→ **Required task**
Reproduce the records between the line containing "save-button[interactable]: Save xyxy=(2338,20,2484,84)" and the line containing "chevron-down-icon xyxy=(1092,396,1112,425)", inclusive.

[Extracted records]
******

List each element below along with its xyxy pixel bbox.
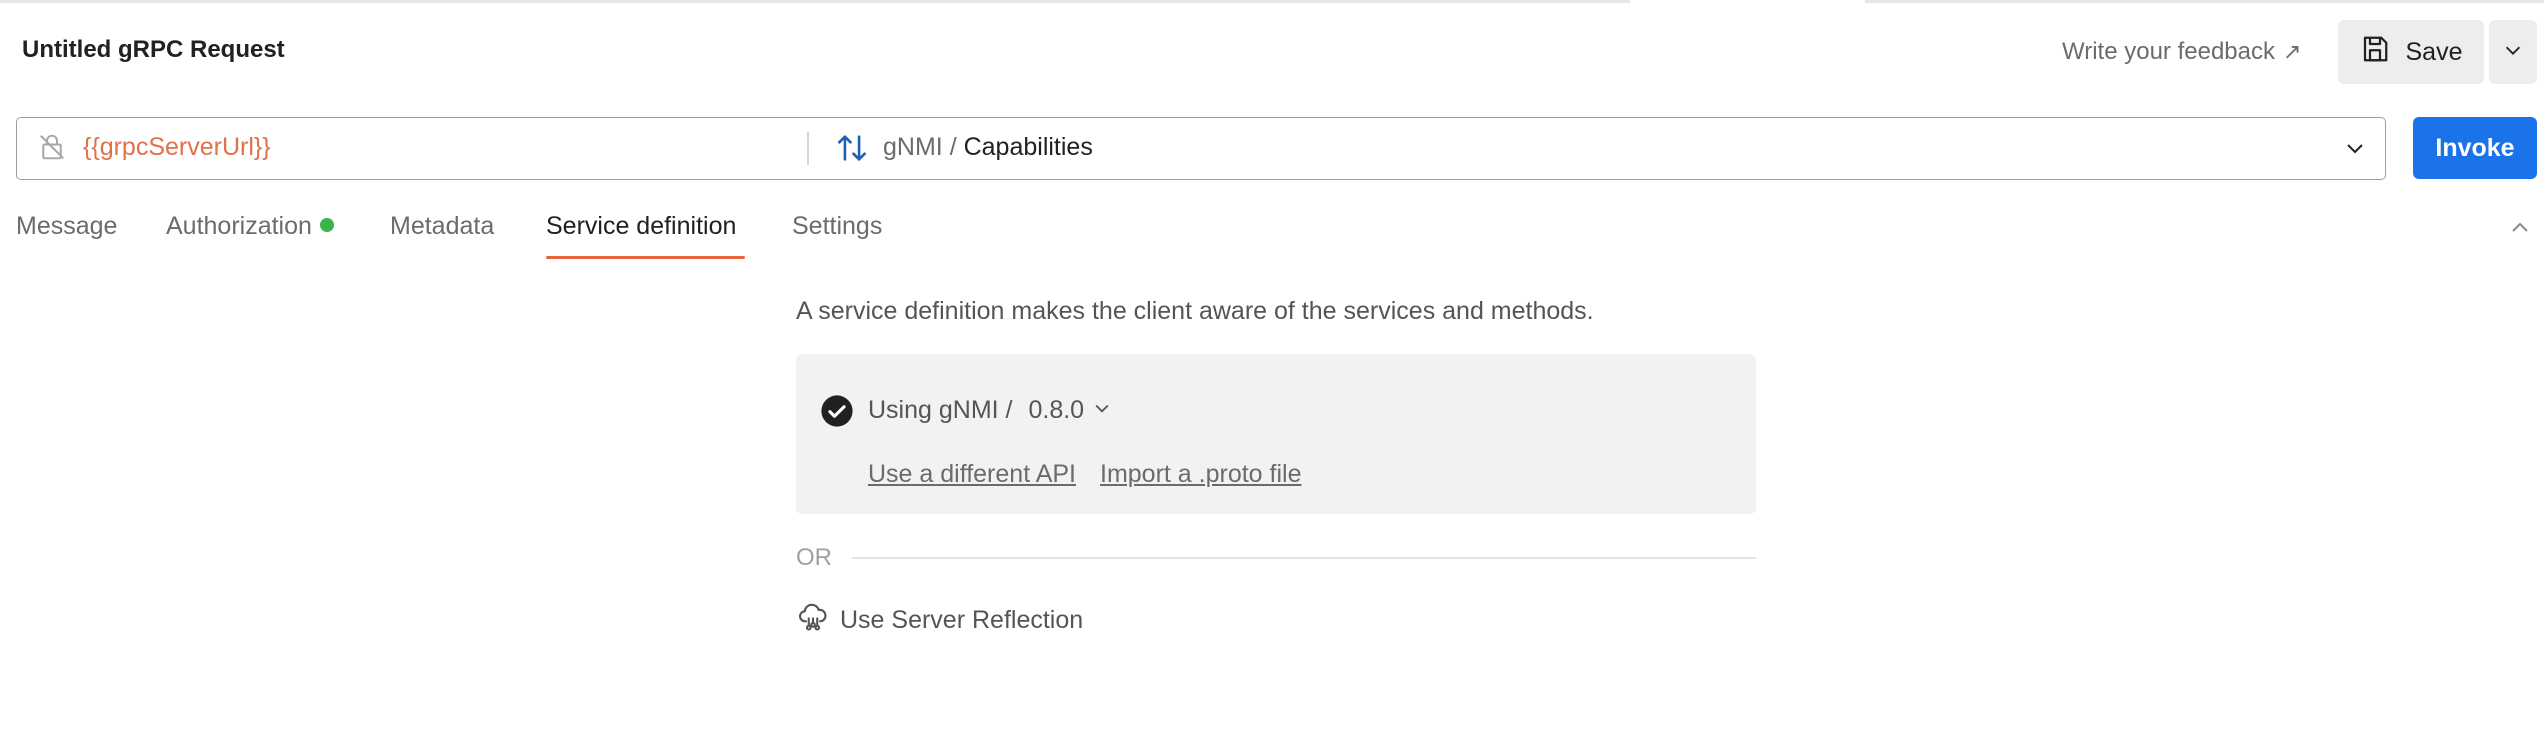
save-button[interactable]: Save xyxy=(2338,20,2484,84)
using-api-label: Using gNMI / xyxy=(868,396,1013,424)
bidirectional-stream-icon xyxy=(835,131,869,170)
tab-settings[interactable]: Settings xyxy=(792,212,882,241)
api-selection-card: Using gNMI / 0.8.0 Use a different API I… xyxy=(796,354,1756,514)
chevron-down-icon xyxy=(2502,39,2524,66)
cloud-network-icon xyxy=(796,600,830,641)
tab-authorization[interactable]: Authorization xyxy=(166,212,334,241)
chevron-down-icon[interactable] xyxy=(2343,136,2367,165)
import-proto-link[interactable]: Import a .proto file xyxy=(1100,460,1301,489)
version-dropdown[interactable]: 0.8.0 xyxy=(1028,396,1112,425)
or-label: OR xyxy=(796,544,832,571)
top-border-right xyxy=(1865,0,2544,3)
feedback-link[interactable]: Write your feedback ↗ xyxy=(2062,38,2301,66)
top-border xyxy=(0,0,1630,3)
tab-message[interactable]: Message xyxy=(16,212,117,241)
method-selector[interactable]: gNMI / Capabilities xyxy=(883,133,1093,162)
lock-disabled-icon[interactable] xyxy=(37,132,67,167)
save-icon xyxy=(2360,34,2390,71)
request-title[interactable]: Untitled gRPC Request xyxy=(22,36,285,64)
tab-metadata[interactable]: Metadata xyxy=(390,212,494,241)
status-dot-icon xyxy=(319,218,334,233)
chevron-down-icon xyxy=(1092,396,1112,425)
use-different-api-link[interactable]: Use a different API xyxy=(868,460,1076,489)
url-bar: {{grpcServerUrl}} gNMI / Capabilities xyxy=(16,117,2386,180)
external-arrow-icon: ↗ xyxy=(2283,39,2302,64)
check-circle-icon xyxy=(820,394,854,433)
service-definition-description: A service definition makes the client aw… xyxy=(796,297,1594,325)
method-separator: / xyxy=(949,133,957,161)
url-divider xyxy=(807,132,809,165)
feedback-label: Write your feedback xyxy=(2062,38,2275,65)
use-server-reflection-button[interactable]: Use Server Reflection xyxy=(796,600,1083,641)
use-server-reflection-label: Use Server Reflection xyxy=(840,606,1084,634)
active-tab-indicator xyxy=(546,256,745,259)
invoke-button[interactable]: Invoke xyxy=(2413,117,2537,179)
service-name: gNMI xyxy=(883,133,943,161)
save-label: Save xyxy=(2405,37,2463,66)
server-url-input[interactable]: {{grpcServerUrl}} xyxy=(83,133,271,162)
using-api-row: Using gNMI / 0.8.0 xyxy=(868,396,1112,425)
api-links: Use a different API Import a .proto file xyxy=(868,460,1301,489)
tab-authorization-label: Authorization xyxy=(166,212,312,240)
tab-service-definition[interactable]: Service definition xyxy=(546,212,736,241)
version-value: 0.8.0 xyxy=(1028,396,1085,424)
save-options-button[interactable] xyxy=(2489,20,2537,84)
chevron-up-icon[interactable] xyxy=(2508,216,2532,245)
method-name: Capabilities xyxy=(963,133,1093,161)
or-divider xyxy=(852,557,1756,559)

******

→ **Task response**
save-button[interactable]: Save xyxy=(2338,20,2484,84)
using-api-label: Using gNMI / xyxy=(868,396,1013,424)
bidirectional-stream-icon xyxy=(835,131,869,170)
tab-settings[interactable]: Settings xyxy=(792,212,882,241)
api-selection-card: Using gNMI / 0.8.0 Use a different API I… xyxy=(796,354,1756,514)
chevron-down-icon xyxy=(2502,39,2524,66)
cloud-network-icon xyxy=(796,600,830,641)
tab-authorization[interactable]: Authorization xyxy=(166,212,334,241)
chevron-down-icon[interactable] xyxy=(2343,136,2367,165)
import-proto-link[interactable]: Import a .proto file xyxy=(1100,460,1301,489)
version-dropdown[interactable]: 0.8.0 xyxy=(1028,396,1112,425)
or-label: OR xyxy=(796,544,832,571)
top-border-right xyxy=(1865,0,2544,3)
feedback-link[interactable]: Write your feedback ↗ xyxy=(2062,38,2301,66)
top-border xyxy=(0,0,1630,3)
tab-message[interactable]: Message xyxy=(16,212,117,241)
method-selector[interactable]: gNMI / Capabilities xyxy=(883,133,1093,162)
lock-disabled-icon[interactable] xyxy=(37,132,67,167)
save-icon xyxy=(2360,34,2390,71)
request-title[interactable]: Untitled gRPC Request xyxy=(22,36,285,64)
tab-metadata[interactable]: Metadata xyxy=(390,212,494,241)
status-dot-icon xyxy=(319,218,334,233)
chevron-down-icon xyxy=(1092,396,1112,425)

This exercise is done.